- [DATA FOR THIS EXERCISE]

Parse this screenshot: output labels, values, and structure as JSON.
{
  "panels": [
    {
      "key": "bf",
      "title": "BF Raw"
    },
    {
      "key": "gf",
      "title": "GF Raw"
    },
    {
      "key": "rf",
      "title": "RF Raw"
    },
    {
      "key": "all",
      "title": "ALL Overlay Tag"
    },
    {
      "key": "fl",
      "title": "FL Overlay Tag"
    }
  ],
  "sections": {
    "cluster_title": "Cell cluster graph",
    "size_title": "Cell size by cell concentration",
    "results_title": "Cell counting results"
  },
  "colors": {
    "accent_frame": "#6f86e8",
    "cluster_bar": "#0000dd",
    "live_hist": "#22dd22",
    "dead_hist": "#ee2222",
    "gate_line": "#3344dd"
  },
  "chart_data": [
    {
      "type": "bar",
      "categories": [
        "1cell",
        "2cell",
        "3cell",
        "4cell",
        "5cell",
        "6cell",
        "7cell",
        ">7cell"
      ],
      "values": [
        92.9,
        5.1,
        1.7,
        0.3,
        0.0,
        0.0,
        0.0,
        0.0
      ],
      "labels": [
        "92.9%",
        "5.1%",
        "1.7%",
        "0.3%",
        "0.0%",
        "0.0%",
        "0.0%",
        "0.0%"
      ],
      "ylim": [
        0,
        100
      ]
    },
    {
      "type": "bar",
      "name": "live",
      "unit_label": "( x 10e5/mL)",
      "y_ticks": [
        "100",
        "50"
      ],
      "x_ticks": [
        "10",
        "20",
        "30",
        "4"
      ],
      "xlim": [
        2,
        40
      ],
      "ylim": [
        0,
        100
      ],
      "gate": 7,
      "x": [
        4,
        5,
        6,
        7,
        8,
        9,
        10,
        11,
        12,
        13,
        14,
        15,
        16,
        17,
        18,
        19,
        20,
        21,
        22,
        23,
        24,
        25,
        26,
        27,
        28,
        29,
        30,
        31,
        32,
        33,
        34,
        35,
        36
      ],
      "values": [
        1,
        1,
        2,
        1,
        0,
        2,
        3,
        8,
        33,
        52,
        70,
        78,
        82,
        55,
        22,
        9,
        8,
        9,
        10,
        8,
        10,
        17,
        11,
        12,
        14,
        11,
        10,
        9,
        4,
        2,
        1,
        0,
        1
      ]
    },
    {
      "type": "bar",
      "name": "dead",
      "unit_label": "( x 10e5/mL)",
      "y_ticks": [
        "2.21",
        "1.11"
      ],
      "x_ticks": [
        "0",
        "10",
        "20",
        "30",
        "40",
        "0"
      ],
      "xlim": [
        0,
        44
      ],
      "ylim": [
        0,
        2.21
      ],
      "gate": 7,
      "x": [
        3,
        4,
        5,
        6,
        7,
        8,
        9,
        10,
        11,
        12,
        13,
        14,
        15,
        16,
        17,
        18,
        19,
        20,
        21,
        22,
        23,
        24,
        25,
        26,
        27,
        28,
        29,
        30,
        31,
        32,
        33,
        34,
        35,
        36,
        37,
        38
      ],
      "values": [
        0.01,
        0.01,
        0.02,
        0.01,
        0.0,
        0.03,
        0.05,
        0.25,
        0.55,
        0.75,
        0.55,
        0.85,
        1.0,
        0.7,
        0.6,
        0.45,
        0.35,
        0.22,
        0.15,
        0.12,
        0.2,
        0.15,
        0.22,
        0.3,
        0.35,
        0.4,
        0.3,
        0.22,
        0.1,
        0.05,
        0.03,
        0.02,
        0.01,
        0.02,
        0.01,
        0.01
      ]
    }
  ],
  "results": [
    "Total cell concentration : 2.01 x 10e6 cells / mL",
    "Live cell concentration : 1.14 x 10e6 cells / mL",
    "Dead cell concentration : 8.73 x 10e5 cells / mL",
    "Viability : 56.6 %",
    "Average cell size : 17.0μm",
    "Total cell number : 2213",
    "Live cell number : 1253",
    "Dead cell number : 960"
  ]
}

- [PROBLEM STATEMENT] Provide every line from the material that contains the word "Overlay".

- [RESPONSE BELOW]
      "title": "ALL Overlay Tag"
      "title": "FL Overlay Tag"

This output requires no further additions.